#### What to produce
List each line holding the string "noise".

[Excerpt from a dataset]
--

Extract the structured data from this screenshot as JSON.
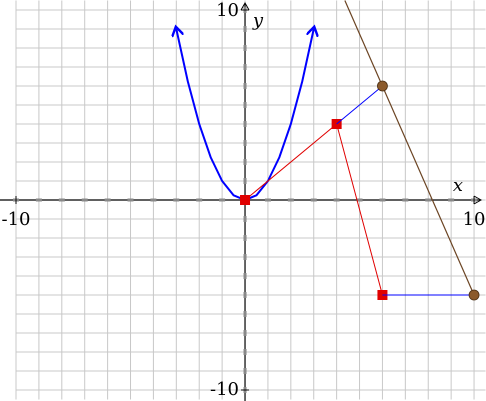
{
  "chart_data": {
    "type": "line",
    "x_label": "x",
    "y_label": "y",
    "xlim": [
      -10,
      10.5
    ],
    "ylim": [
      -10.5,
      10.5
    ],
    "xticks": [
      -10,
      10
    ],
    "yticks": [
      -10,
      10
    ],
    "grid": true,
    "series": [
      {
        "color": "#0000ff",
        "width": 2,
        "arrows": true,
        "x": [
          -3,
          -2.5,
          -2,
          -1.5,
          -1,
          -0.5,
          0,
          0.5,
          1,
          1.5,
          2,
          2.5,
          3
        ],
        "values": [
          9,
          6.25,
          4,
          2.25,
          1,
          0.25,
          0,
          0.25,
          1,
          2.25,
          4,
          6.25,
          9
        ]
      },
      {
        "color": "#6b4423",
        "width": 1.2,
        "x": [
          4.36,
          10
        ],
        "values": [
          10.5,
          -5
        ]
      },
      {
        "color": "#e00000",
        "width": 1,
        "marker": "square",
        "x": [
          0,
          4,
          6
        ],
        "values": [
          0,
          4,
          -5
        ]
      },
      {
        "color": "#0000ff",
        "width": 1,
        "x": [
          4,
          6,
          6,
          6,
          10
        ],
        "values": [
          4,
          6,
          null,
          -5,
          -5
        ]
      },
      {
        "color": "#8b5a2b",
        "line": false,
        "marker": "circle",
        "x": [
          6,
          10
        ],
        "values": [
          6,
          -5
        ]
      }
    ]
  }
}
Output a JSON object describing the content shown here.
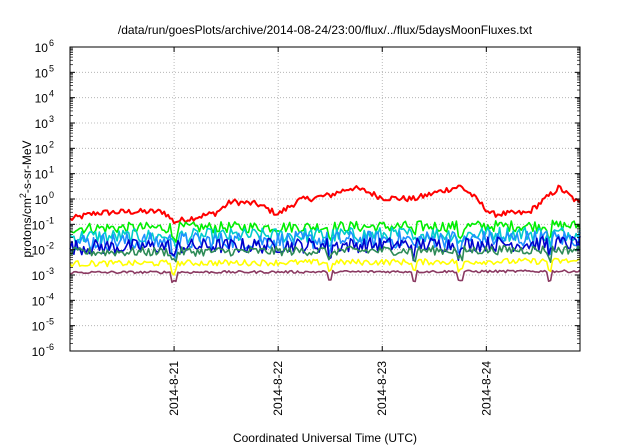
{
  "chart_data": {
    "type": "line",
    "title": "/data/run/goesPlots/archive/2014-08-24/23:00/flux/../flux/5daysMoonFluxes.txt",
    "xlabel": "Coordinated Universal Time (UTC)",
    "ylabel_parts": {
      "pre": "protons/cm",
      "sup": "2",
      "post": "-s-sr-MeV"
    },
    "yscale": "log",
    "ylim_exp": [
      -6,
      6
    ],
    "xlim_days": [
      0,
      4.9
    ],
    "x_ticks": [
      {
        "label": "2014-8-21",
        "day": 1
      },
      {
        "label": "2014-8-22",
        "day": 2
      },
      {
        "label": "2014-8-23",
        "day": 3
      },
      {
        "label": "2014-8-24",
        "day": 4
      }
    ],
    "grid": true,
    "series": [
      {
        "color": "#ff0000",
        "base_log": -0.55,
        "noise": 0.12,
        "trend": [
          [
            0,
            -0.8
          ],
          [
            0.25,
            -0.55
          ],
          [
            0.6,
            -0.5
          ],
          [
            0.9,
            -0.5
          ],
          [
            1.0,
            -0.9
          ],
          [
            1.4,
            -0.55
          ],
          [
            1.55,
            -0.1
          ],
          [
            1.8,
            -0.2
          ],
          [
            2.0,
            -0.6
          ],
          [
            2.2,
            -0.05
          ],
          [
            2.5,
            0.15
          ],
          [
            2.7,
            0.45
          ],
          [
            2.85,
            0.3
          ],
          [
            3.0,
            0.05
          ],
          [
            3.3,
            0.0
          ],
          [
            3.6,
            0.35
          ],
          [
            3.75,
            0.5
          ],
          [
            3.85,
            0.2
          ],
          [
            4.05,
            -0.6
          ],
          [
            4.4,
            -0.55
          ],
          [
            4.7,
            0.45
          ],
          [
            4.9,
            -0.2
          ]
        ]
      },
      {
        "color": "#00ee00",
        "base_log": -1.05,
        "noise": 0.22,
        "trend": [
          [
            0,
            -1.15
          ],
          [
            4.9,
            -1.05
          ]
        ]
      },
      {
        "color": "#00cccc",
        "base_log": -1.4,
        "noise": 0.3,
        "trend": [
          [
            0,
            -1.5
          ],
          [
            4.9,
            -1.35
          ]
        ]
      },
      {
        "color": "#1e90ff",
        "base_log": -1.6,
        "noise": 0.35,
        "trend": [
          [
            0,
            -1.7
          ],
          [
            4.9,
            -1.55
          ]
        ]
      },
      {
        "color": "#0000cc",
        "base_log": -1.8,
        "noise": 0.3,
        "trend": [
          [
            0,
            -1.9
          ],
          [
            4.9,
            -1.75
          ]
        ]
      },
      {
        "color": "#2e8b57",
        "base_log": -2.05,
        "noise": 0.18,
        "trend": [
          [
            0,
            -2.1
          ],
          [
            4.9,
            -2.0
          ]
        ]
      },
      {
        "color": "#ffff00",
        "base_log": -2.45,
        "noise": 0.12,
        "trend": [
          [
            0,
            -2.55
          ],
          [
            4.9,
            -2.45
          ]
        ]
      },
      {
        "color": "#8b3a62",
        "base_log": -2.85,
        "noise": 0.05,
        "trend": [
          [
            0,
            -2.9
          ],
          [
            4.9,
            -2.85
          ]
        ]
      }
    ]
  }
}
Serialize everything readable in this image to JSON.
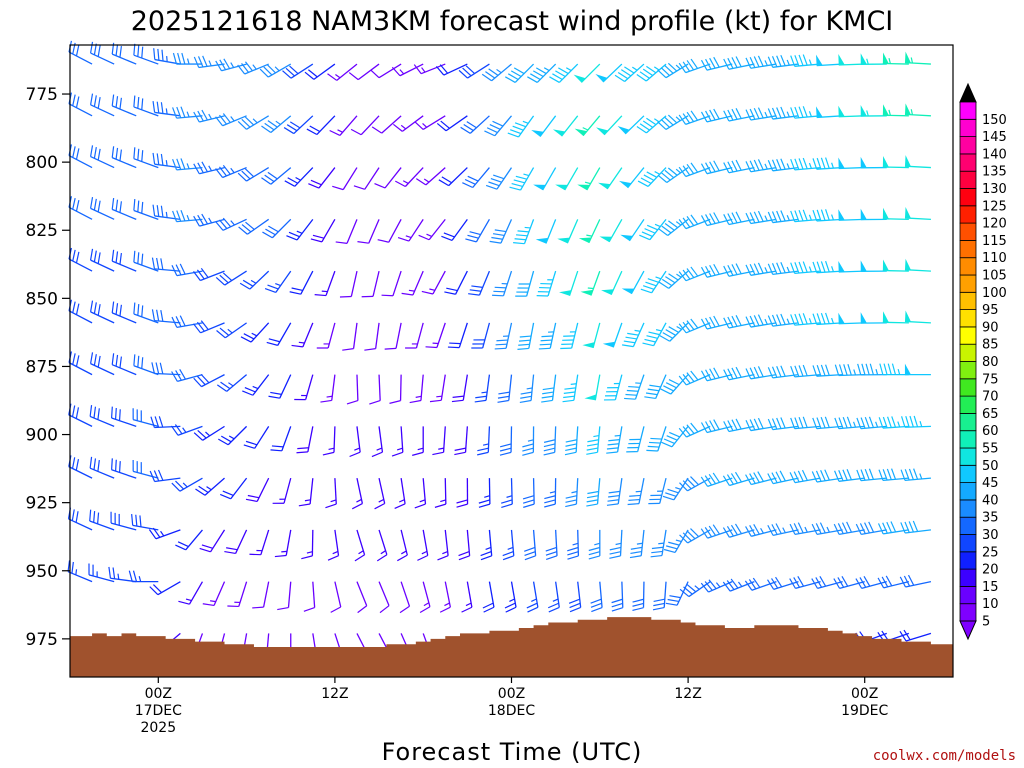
{
  "chart_data": {
    "type": "wind-barb time-height",
    "title": "2025121618 NAM3KM forecast wind profile (kt) for KMCI",
    "xlabel": "Forecast Time (UTC)",
    "ylabel": "",
    "y_ticks": [
      "775",
      "800",
      "825",
      "850",
      "875",
      "900",
      "925",
      "950",
      "975"
    ],
    "y_range_hpa": [
      757,
      989
    ],
    "x_tick_labels": [
      {
        "hour": 6,
        "lines": [
          "00Z",
          "17DEC",
          "2025"
        ]
      },
      {
        "hour": 18,
        "lines": [
          "12Z"
        ]
      },
      {
        "hour": 30,
        "lines": [
          "00Z",
          "18DEC"
        ]
      },
      {
        "hour": 42,
        "lines": [
          "12Z"
        ]
      },
      {
        "hour": 54,
        "lines": [
          "00Z",
          "19DEC"
        ]
      }
    ],
    "x_range_hours": [
      0,
      60
    ],
    "colorbar_levels": [
      5,
      10,
      15,
      20,
      25,
      30,
      35,
      40,
      45,
      50,
      55,
      60,
      65,
      70,
      75,
      80,
      85,
      90,
      95,
      100,
      105,
      110,
      115,
      120,
      125,
      130,
      135,
      140,
      145,
      150
    ],
    "colorbar_colors": [
      "#7f00ff",
      "#6a00ff",
      "#3c00ff",
      "#1020ff",
      "#1046ff",
      "#1468ff",
      "#1a8cff",
      "#14aaff",
      "#10c8ff",
      "#10e6e0",
      "#10f0b8",
      "#18f090",
      "#22ee55",
      "#40e820",
      "#80f010",
      "#c8f400",
      "#ffff00",
      "#ffe000",
      "#ffc000",
      "#ffa000",
      "#ff8c00",
      "#ff7000",
      "#ff5000",
      "#ff2000",
      "#ff0010",
      "#ff0040",
      "#ff0070",
      "#ff00a0",
      "#ff00d0",
      "#ff00ff"
    ],
    "colorbar_label_levels": [
      "5",
      "10",
      "15",
      "20",
      "25",
      "30",
      "35",
      "40",
      "45",
      "50",
      "55",
      "60",
      "65",
      "70",
      "75",
      "80",
      "85",
      "90",
      "95",
      "100",
      "105",
      "110",
      "115",
      "120",
      "125",
      "130",
      "135",
      "140",
      "145",
      "150"
    ],
    "surface_pressure_hpa": [
      [
        0,
        974
      ],
      [
        1,
        974
      ],
      [
        2,
        973
      ],
      [
        3,
        974
      ],
      [
        4,
        973
      ],
      [
        5,
        974
      ],
      [
        6,
        974
      ],
      [
        7,
        975
      ],
      [
        8,
        975
      ],
      [
        9,
        976
      ],
      [
        10,
        976
      ],
      [
        11,
        977
      ],
      [
        12,
        977
      ],
      [
        13,
        978
      ],
      [
        14,
        978
      ],
      [
        15,
        978
      ],
      [
        16,
        978
      ],
      [
        17,
        978
      ],
      [
        18,
        978
      ],
      [
        19,
        978
      ],
      [
        20,
        978
      ],
      [
        21,
        978
      ],
      [
        22,
        977
      ],
      [
        23,
        977
      ],
      [
        24,
        976
      ],
      [
        25,
        975
      ],
      [
        26,
        974
      ],
      [
        27,
        973
      ],
      [
        28,
        973
      ],
      [
        29,
        972
      ],
      [
        30,
        972
      ],
      [
        31,
        971
      ],
      [
        32,
        970
      ],
      [
        33,
        969
      ],
      [
        34,
        969
      ],
      [
        35,
        968
      ],
      [
        36,
        968
      ],
      [
        37,
        967
      ],
      [
        38,
        967
      ],
      [
        39,
        967
      ],
      [
        40,
        968
      ],
      [
        41,
        968
      ],
      [
        42,
        969
      ],
      [
        43,
        970
      ],
      [
        44,
        970
      ],
      [
        45,
        971
      ],
      [
        46,
        971
      ],
      [
        47,
        970
      ],
      [
        48,
        970
      ],
      [
        49,
        970
      ],
      [
        50,
        971
      ],
      [
        51,
        971
      ],
      [
        52,
        972
      ],
      [
        53,
        973
      ],
      [
        54,
        974
      ],
      [
        55,
        975
      ],
      [
        56,
        975
      ],
      [
        57,
        976
      ],
      [
        58,
        976
      ],
      [
        59,
        977
      ],
      [
        60,
        977
      ]
    ],
    "wind_profile": {
      "pressure_levels_hpa": [
        764,
        783,
        802,
        821,
        840,
        859,
        878,
        897,
        916,
        935,
        954,
        973
      ],
      "times_hours": [
        0,
        1.5,
        3,
        4.5,
        6,
        7.5,
        9,
        10.5,
        12,
        13.5,
        15,
        16.5,
        18,
        19.5,
        21,
        22.5,
        24,
        25.5,
        27,
        28.5,
        30,
        31.5,
        33,
        34.5,
        36,
        37.5,
        39,
        40.5,
        42,
        43.5,
        45,
        46.5,
        48,
        49.5,
        51,
        52.5,
        54,
        55.5,
        57,
        58.5,
        60
      ],
      "keyframes": [
        {
          "hour": 0,
          "dir_deg": [
            300,
            300,
            300,
            300,
            300,
            300,
            300,
            300,
            300,
            300,
            300,
            300
          ],
          "speed_kt": [
            30,
            30,
            30,
            30,
            28,
            28,
            28,
            28,
            28,
            28,
            25,
            20
          ]
        },
        {
          "hour": 6,
          "dir_deg": [
            290,
            290,
            290,
            290,
            290,
            290,
            290,
            285,
            285,
            280,
            270,
            260
          ],
          "speed_kt": [
            30,
            30,
            30,
            30,
            30,
            30,
            30,
            30,
            30,
            28,
            25,
            20
          ]
        },
        {
          "hour": 9,
          "dir_deg": [
            270,
            265,
            265,
            265,
            260,
            260,
            255,
            250,
            240,
            220,
            210,
            200
          ],
          "speed_kt": [
            35,
            35,
            35,
            35,
            30,
            30,
            30,
            25,
            25,
            20,
            15,
            12
          ]
        },
        {
          "hour": 15,
          "dir_deg": [
            240,
            230,
            230,
            225,
            215,
            210,
            205,
            200,
            195,
            190,
            185,
            180
          ],
          "speed_kt": [
            35,
            35,
            30,
            30,
            25,
            20,
            20,
            20,
            15,
            15,
            10,
            10
          ]
        },
        {
          "hour": 20,
          "dir_deg": [
            230,
            220,
            210,
            200,
            190,
            185,
            175,
            170,
            165,
            160,
            155,
            150
          ],
          "speed_kt": [
            10,
            10,
            10,
            10,
            10,
            10,
            10,
            15,
            15,
            15,
            10,
            10
          ]
        },
        {
          "hour": 26,
          "dir_deg": [
            250,
            240,
            230,
            220,
            210,
            200,
            190,
            185,
            180,
            175,
            170,
            165
          ],
          "speed_kt": [
            15,
            15,
            15,
            15,
            15,
            15,
            15,
            15,
            15,
            15,
            15,
            12
          ]
        },
        {
          "hour": 31,
          "dir_deg": [
            225,
            215,
            210,
            200,
            195,
            190,
            185,
            180,
            178,
            175,
            170,
            165
          ],
          "speed_kt": [
            40,
            45,
            45,
            45,
            40,
            40,
            35,
            35,
            30,
            30,
            25,
            15
          ]
        },
        {
          "hour": 36,
          "dir_deg": [
            225,
            220,
            210,
            205,
            200,
            195,
            190,
            185,
            185,
            180,
            175,
            170
          ],
          "speed_kt": [
            50,
            55,
            55,
            55,
            55,
            50,
            50,
            45,
            40,
            35,
            30,
            15
          ]
        },
        {
          "hour": 41,
          "dir_deg": [
            230,
            230,
            225,
            220,
            215,
            210,
            205,
            200,
            195,
            190,
            185,
            180
          ],
          "speed_kt": [
            45,
            45,
            45,
            45,
            45,
            45,
            40,
            40,
            35,
            35,
            30,
            15
          ]
        },
        {
          "hour": 44,
          "dir_deg": [
            255,
            255,
            255,
            255,
            255,
            255,
            255,
            255,
            250,
            250,
            245,
            240
          ],
          "speed_kt": [
            40,
            40,
            40,
            40,
            40,
            40,
            40,
            40,
            40,
            40,
            35,
            20
          ]
        },
        {
          "hour": 51,
          "dir_deg": [
            265,
            265,
            265,
            265,
            265,
            265,
            265,
            265,
            260,
            260,
            255,
            250
          ],
          "speed_kt": [
            45,
            45,
            45,
            45,
            45,
            45,
            40,
            40,
            40,
            35,
            30,
            20
          ]
        },
        {
          "hour": 56,
          "dir_deg": [
            270,
            270,
            270,
            270,
            270,
            270,
            270,
            265,
            265,
            260,
            255,
            250
          ],
          "speed_kt": [
            55,
            55,
            50,
            50,
            50,
            50,
            45,
            45,
            40,
            40,
            30,
            20
          ]
        },
        {
          "hour": 60,
          "dir_deg": [
            275,
            275,
            275,
            275,
            275,
            275,
            270,
            270,
            265,
            265,
            260,
            255
          ],
          "speed_kt": [
            55,
            55,
            50,
            50,
            50,
            50,
            50,
            45,
            45,
            40,
            30,
            20
          ]
        }
      ]
    }
  },
  "credit": "coolwx.com/models",
  "colors": {
    "terrain": "#a0522d",
    "frame": "#000000",
    "background": "#ffffff"
  }
}
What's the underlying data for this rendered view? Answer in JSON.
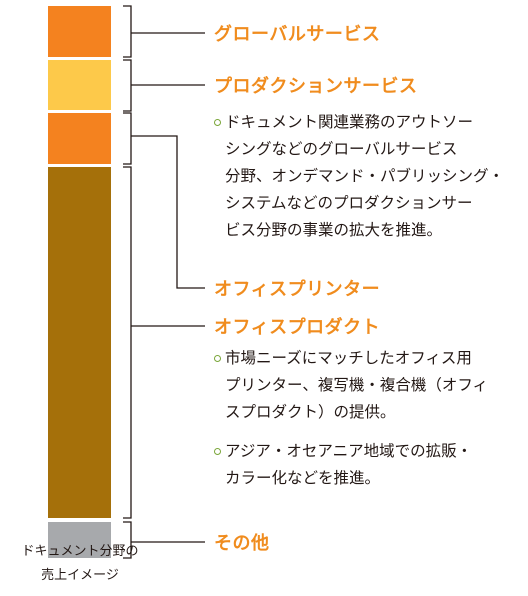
{
  "colors": {
    "accent": "#f08c1e",
    "bullet": "#7aa63a",
    "bracket": "#231815"
  },
  "segments": [
    {
      "name": "グローバルサービス",
      "color": "#f4821f"
    },
    {
      "name": "プロダクションサービス",
      "color": "#fdc94a"
    },
    {
      "name": "オフィスプリンター",
      "color": "#f4821f"
    },
    {
      "name": "オフィスプロダクト",
      "color": "#a5700a"
    },
    {
      "name": "その他",
      "color": "#a7a9ac"
    }
  ],
  "headings": {
    "global_services": "グローバルサービス",
    "production_services": "プロダクションサービス",
    "office_printer": "オフィスプリンター",
    "office_products": "オフィスプロダクト",
    "other": "その他"
  },
  "notes": {
    "services": [
      "ドキュメント関連業務のアウトソー",
      "シングなどのグローバルサービス",
      "分野、オンデマンド・パブリッシング・",
      "システムなどのプロダクションサー",
      "ビス分野の事業の拡大を推進。"
    ],
    "products_1": [
      "市場ニーズにマッチしたオフィス用",
      "プリンター、複写機・複合機（オフィ",
      "スプロダクト）の提供。"
    ],
    "products_2": [
      "アジア・オセアニア地域での拡販・",
      "カラー化などを推進。"
    ]
  },
  "caption": [
    "ドキュメント分野の",
    "売上イメージ"
  ]
}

--

#### In response
        "noise": 0.12,
        "noise": 0.22,
        "noise": 0.3,
        "noise": 0.35,
        "noise": 0.3,
        "noise": 0.18,
        "noise": 0.12,
        "noise": 0.05,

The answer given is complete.